- **About this exercise**:
Every line in the entries that holds the word "Cathy" counts toward the answer, which should be a single number.

+--

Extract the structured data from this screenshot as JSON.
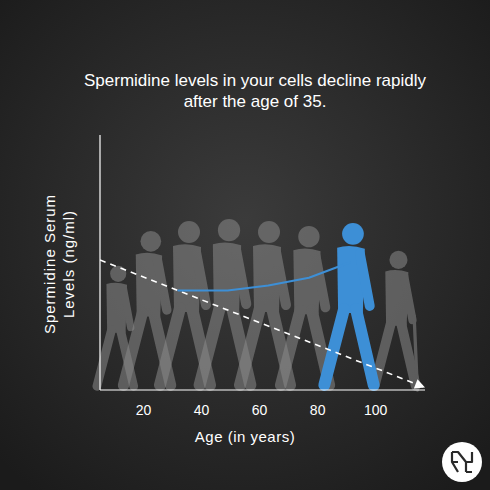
{
  "chart_data": {
    "type": "line",
    "title": "Spermidine levels in your cells decline rapidly after the age of 35.",
    "x_label": "Age (in years)",
    "y_label": "Spermidine Serum Levels (ng/ml)",
    "xlim": [
      5,
      117
    ],
    "xticks": [
      20,
      40,
      60,
      80,
      100
    ],
    "ylim": [
      0,
      100
    ],
    "yticks": [],
    "tick_labels": "x",
    "grid": false,
    "series": [
      {
        "color": "#ffffff",
        "line_style": "dashed",
        "marker": "arrow",
        "x": [
          5,
          117
        ],
        "values": [
          51,
          1
        ]
      },
      {
        "color": "#3d8fd6",
        "line_style": "solid",
        "marker": "none",
        "x": [
          32,
          49,
          63,
          77,
          91
        ],
        "values": [
          39,
          39,
          41,
          44,
          50
        ]
      }
    ]
  }
}
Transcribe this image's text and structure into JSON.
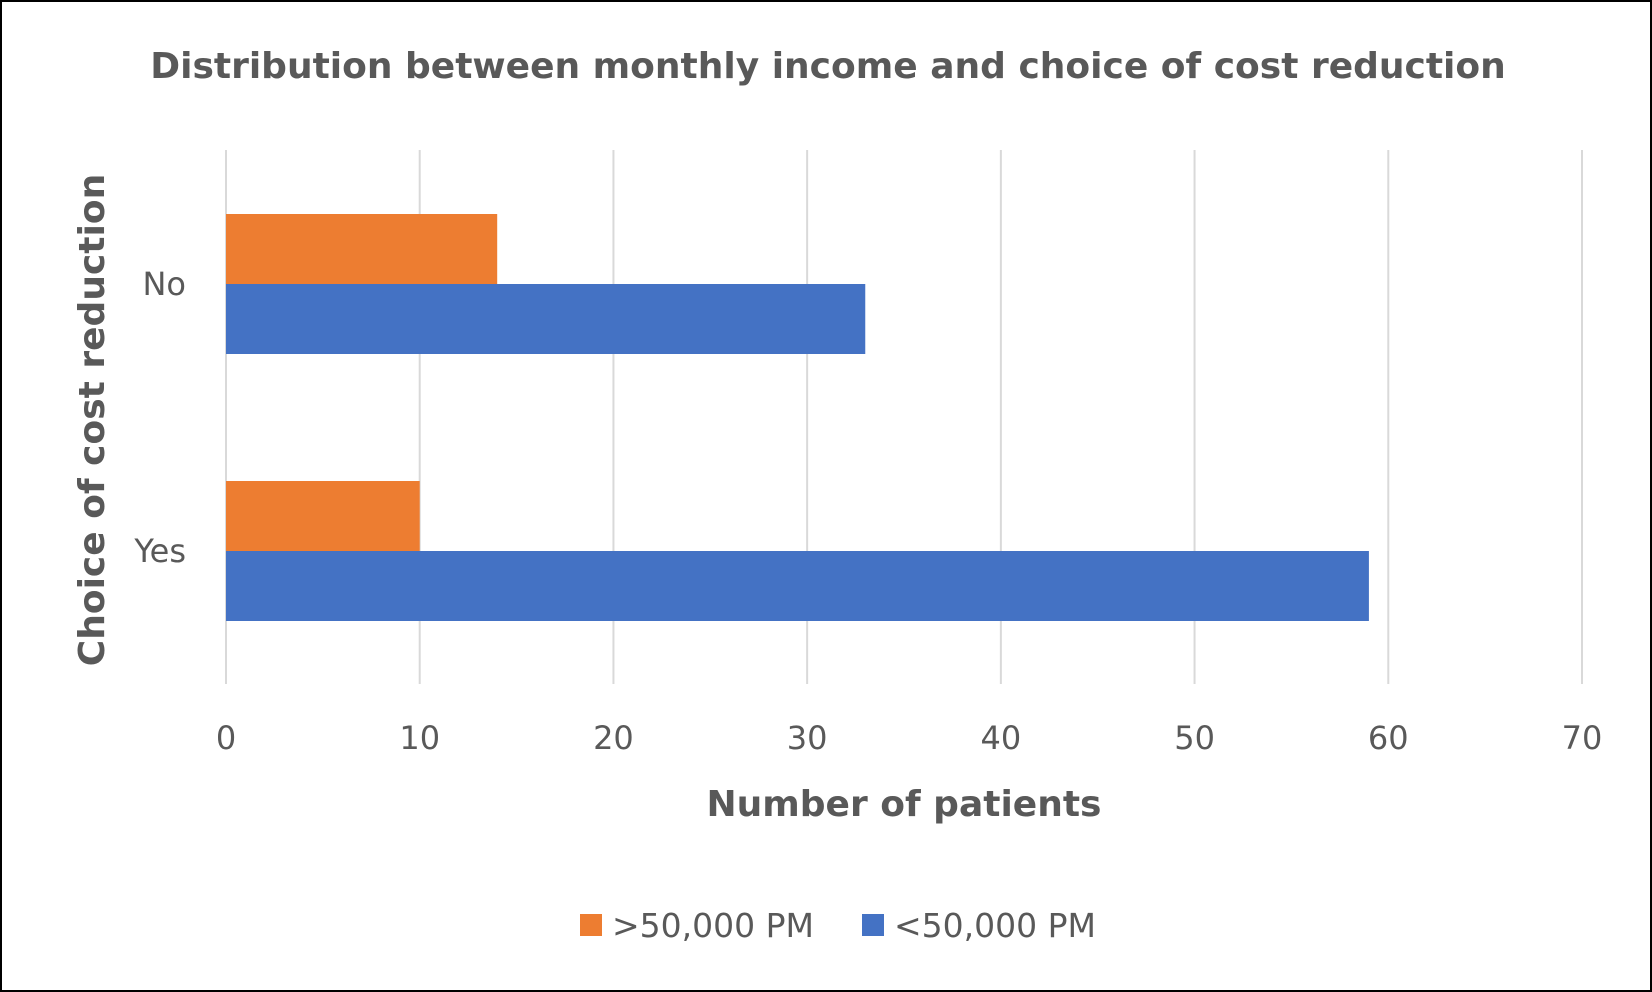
{
  "chart_data": {
    "type": "bar",
    "orientation": "horizontal",
    "title": "Distribution between monthly income and choice of cost reduction",
    "xlabel": "Number of patients",
    "ylabel": "Choice of cost reduction",
    "categories": [
      "No",
      "Yes"
    ],
    "series": [
      {
        "name": ">50,000 PM",
        "color": "#ED7D31",
        "values": [
          14,
          10
        ]
      },
      {
        "name": "<50,000 PM",
        "color": "#4472C4",
        "values": [
          33,
          59
        ]
      }
    ],
    "xlim": [
      0,
      70
    ],
    "xticks": [
      0,
      10,
      20,
      30,
      40,
      50,
      60,
      70
    ],
    "grid": "vertical",
    "legend": "bottom"
  }
}
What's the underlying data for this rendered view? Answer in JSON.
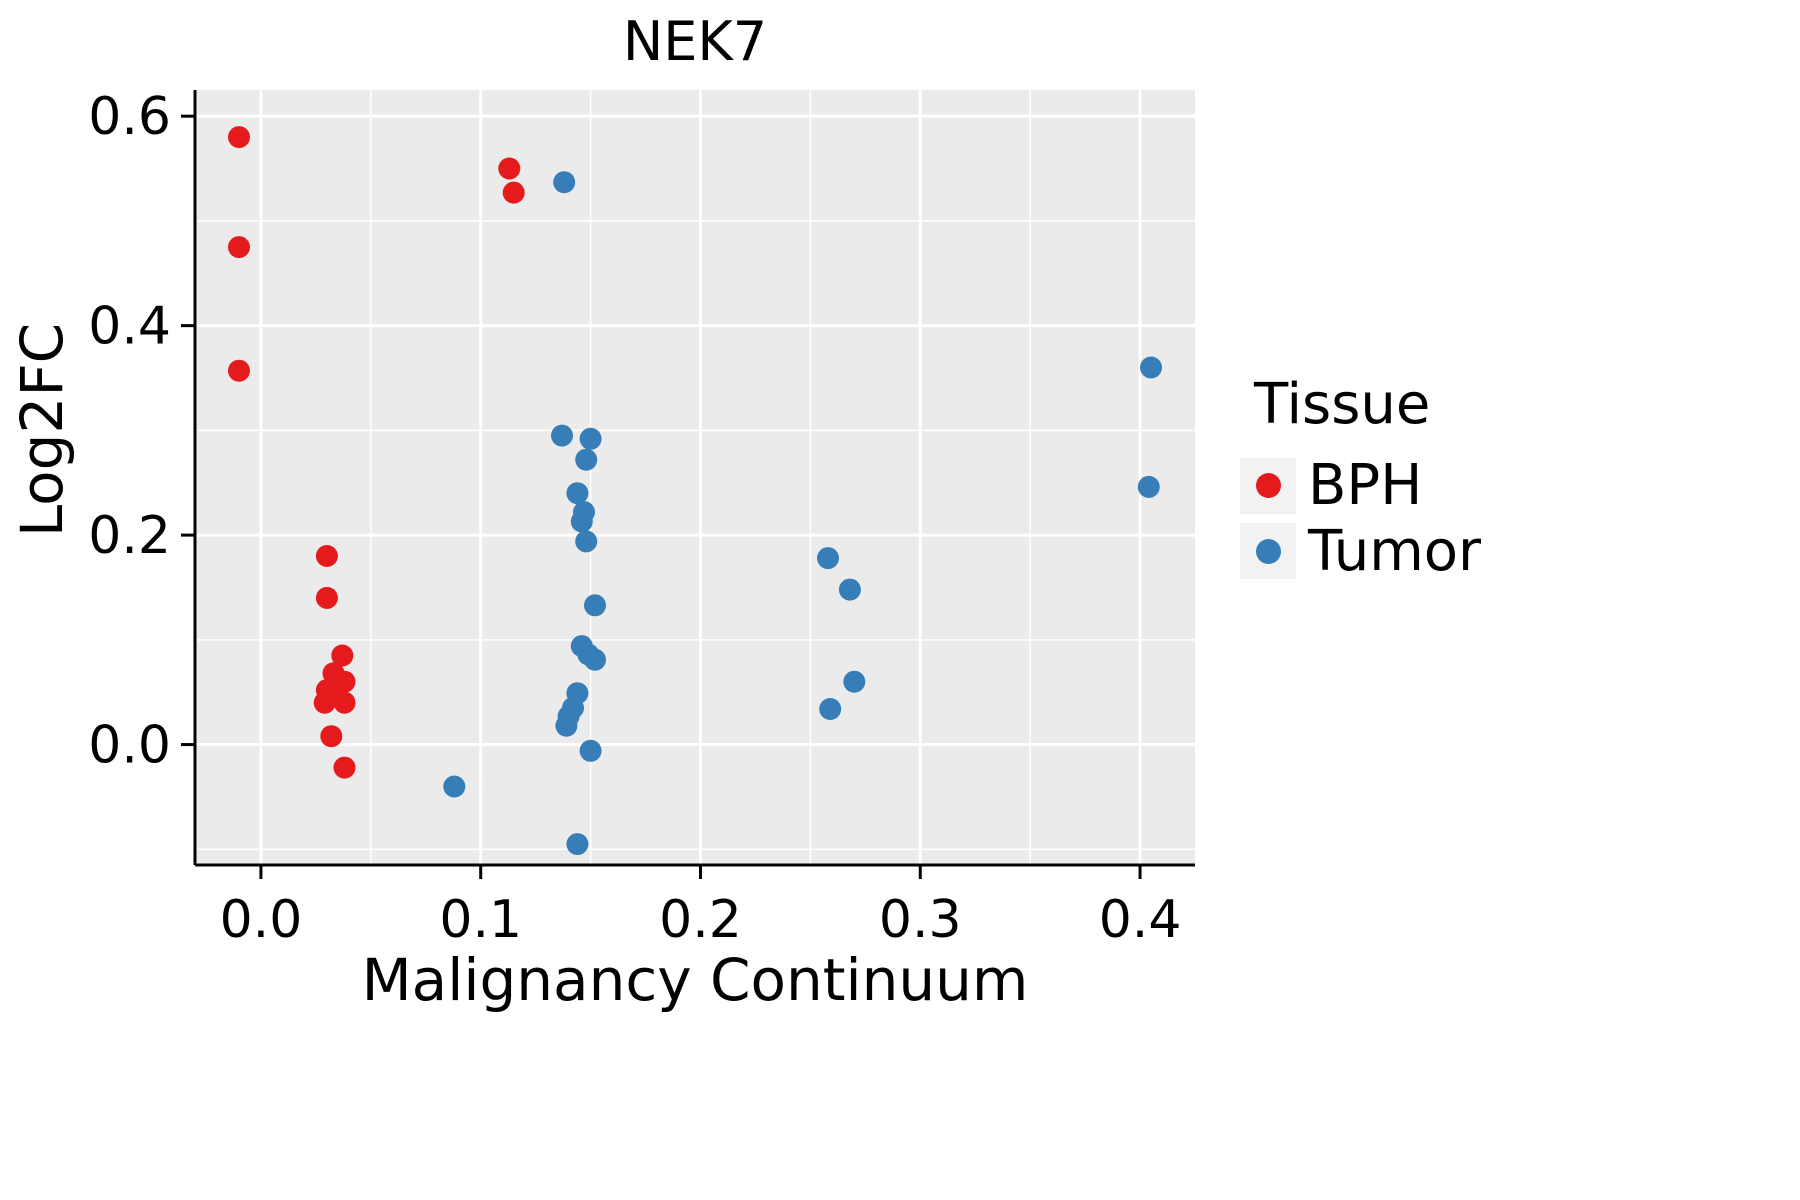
{
  "chart_data": {
    "type": "scatter",
    "title": "NEK7",
    "xlabel": "Malignancy Continuum",
    "ylabel": "Log2FC",
    "xlim": [
      -0.03,
      0.425
    ],
    "ylim": [
      -0.115,
      0.625
    ],
    "x_ticks": [
      0.0,
      0.1,
      0.2,
      0.3,
      0.4
    ],
    "y_ticks": [
      0.0,
      0.2,
      0.4,
      0.6
    ],
    "grid": true,
    "panel_background": "#EBEBEB",
    "grid_color": "#FFFFFF",
    "legend_title": "Tissue",
    "legend_position": "right",
    "point_radius": 11,
    "series": [
      {
        "name": "BPH",
        "color": "#E41A1C",
        "points": [
          [
            -0.01,
            0.58
          ],
          [
            -0.01,
            0.475
          ],
          [
            -0.01,
            0.357
          ],
          [
            0.113,
            0.55
          ],
          [
            0.115,
            0.527
          ],
          [
            0.03,
            0.18
          ],
          [
            0.03,
            0.14
          ],
          [
            0.037,
            0.085
          ],
          [
            0.033,
            0.068
          ],
          [
            0.038,
            0.06
          ],
          [
            0.03,
            0.052
          ],
          [
            0.034,
            0.046
          ],
          [
            0.029,
            0.04
          ],
          [
            0.038,
            0.04
          ],
          [
            0.032,
            0.008
          ],
          [
            0.038,
            -0.022
          ]
        ]
      },
      {
        "name": "Tumor",
        "color": "#377EB8",
        "points": [
          [
            0.138,
            0.537
          ],
          [
            0.405,
            0.36
          ],
          [
            0.404,
            0.246
          ],
          [
            0.137,
            0.295
          ],
          [
            0.15,
            0.292
          ],
          [
            0.148,
            0.272
          ],
          [
            0.144,
            0.24
          ],
          [
            0.147,
            0.222
          ],
          [
            0.146,
            0.213
          ],
          [
            0.148,
            0.194
          ],
          [
            0.152,
            0.133
          ],
          [
            0.258,
            0.178
          ],
          [
            0.268,
            0.148
          ],
          [
            0.146,
            0.094
          ],
          [
            0.149,
            0.086
          ],
          [
            0.152,
            0.081
          ],
          [
            0.144,
            0.049
          ],
          [
            0.142,
            0.035
          ],
          [
            0.14,
            0.027
          ],
          [
            0.139,
            0.018
          ],
          [
            0.15,
            -0.006
          ],
          [
            0.088,
            -0.04
          ],
          [
            0.144,
            -0.095
          ],
          [
            0.259,
            0.034
          ],
          [
            0.27,
            0.06
          ]
        ]
      }
    ]
  }
}
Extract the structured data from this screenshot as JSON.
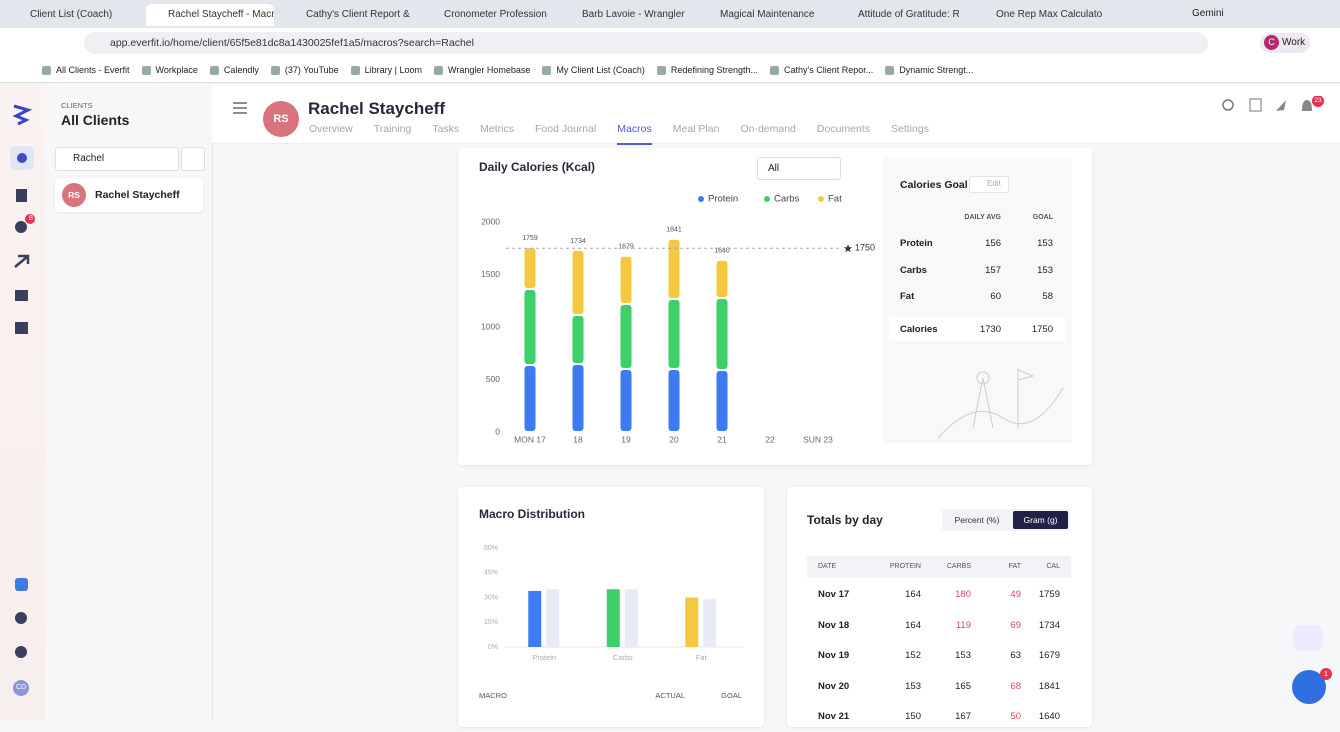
{
  "browser": {
    "tabs": [
      "Client List (Coach)",
      "Rachel Staycheff - Macr",
      "Cathy's Client Report &",
      "Cronometer Profession",
      "Barb Lavoie - Wrangler",
      "Magical Maintenance",
      "Attitude of Gratitude: R",
      "One Rep Max Calculato"
    ],
    "active_tab": 1,
    "gemini": "Gemini",
    "url": "app.everfit.io/home/client/65f5e81dc8a1430025fef1a5/macros?search=Rachel",
    "profile_initial": "C",
    "profile": "Work",
    "bookmarks": [
      "All Clients - Everfit",
      "Workplace",
      "Calendly",
      "(37) YouTube",
      "Library | Loom",
      "Wrangler Homebase",
      "My Client List (Coach)",
      "Redefining Strength...",
      "Cathy's Client Repor...",
      "Dynamic Strengt..."
    ]
  },
  "sidebar": {
    "message_badge": "8",
    "avatar": "CD"
  },
  "clients": {
    "label": "CLIENTS",
    "title": "All Clients",
    "search": "Rachel",
    "results": [
      {
        "initials": "RS",
        "name": "Rachel Staycheff"
      }
    ]
  },
  "header": {
    "initials": "RS",
    "name": "Rachel Staycheff",
    "nav": [
      "Overview",
      "Training",
      "Tasks",
      "Metrics",
      "Food Journal",
      "Macros",
      "Meal Plan",
      "On-demand",
      "Documents",
      "Settings"
    ],
    "active_nav": 5,
    "notifications": "23"
  },
  "chart_data": [
    {
      "type": "bar",
      "stacked": true,
      "title": "Daily Calories (Kcal)",
      "filter": "All",
      "categories": [
        "MON 17",
        "18",
        "19",
        "20",
        "21",
        "22",
        "SUN 23"
      ],
      "series": [
        {
          "name": "Protein",
          "color": "#3d7bf0",
          "values": [
            638,
            648,
            600,
            600,
            590,
            null,
            null
          ]
        },
        {
          "name": "Carbs",
          "color": "#3ccf6a",
          "values": [
            724,
            466,
            619,
            667,
            686,
            null,
            null
          ]
        },
        {
          "name": "Fat",
          "color": "#f5c842",
          "values": [
            397,
            620,
            460,
            574,
            364,
            null,
            null
          ]
        }
      ],
      "totals": [
        1759,
        1734,
        1679,
        1841,
        1640,
        null,
        null
      ],
      "goal": 1750,
      "ylim": [
        0,
        2000
      ],
      "yticks": [
        0,
        500,
        1000,
        1500,
        2000
      ],
      "legend": "top-right"
    },
    {
      "type": "bar",
      "title": "Macro Distribution",
      "categories": [
        "Protein",
        "Carbs",
        "Fat"
      ],
      "series": [
        {
          "name": "ACTUAL",
          "colors": [
            "#3d7bf0",
            "#3ccf6a",
            "#f5c842"
          ],
          "values": [
            34,
            35,
            30
          ]
        },
        {
          "name": "GOAL",
          "color": "#e9ebf4",
          "values": [
            35,
            35,
            29
          ]
        }
      ],
      "ylim": [
        0,
        60
      ],
      "yticks": [
        {
          "value": 0,
          "label": "0%"
        },
        {
          "value": 15,
          "label": "15%"
        },
        {
          "value": 30,
          "label": "30%"
        },
        {
          "value": 45,
          "label": "45%"
        },
        {
          "value": 60,
          "label": "60%"
        }
      ],
      "table_header": "MACRO"
    }
  ],
  "calories_goal": {
    "title": "Calories Goal",
    "edit": "Edit",
    "columns": [
      "DAILY AVG",
      "GOAL"
    ],
    "rows": [
      [
        "Protein",
        156,
        153
      ],
      [
        "Carbs",
        157,
        153
      ],
      [
        "Fat",
        60,
        58
      ]
    ],
    "total": [
      "Calories",
      1730,
      1750
    ]
  },
  "totals_by_day": {
    "title": "Totals by day",
    "toggle": [
      "Percent (%)",
      "Gram (g)"
    ],
    "active_toggle": 1,
    "columns": [
      "DATE",
      "PROTEIN",
      "CARBS",
      "FAT",
      "CAL"
    ],
    "rows": [
      [
        "Nov 17",
        164,
        180,
        49,
        1759
      ],
      [
        "Nov 18",
        164,
        119,
        69,
        1734
      ],
      [
        "Nov 19",
        152,
        153,
        63,
        1679
      ],
      [
        "Nov 20",
        153,
        165,
        68,
        1841
      ],
      [
        "Nov 21",
        150,
        167,
        50,
        1640
      ]
    ]
  },
  "chat_badge": "1"
}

+--

- **Expected answer**:
2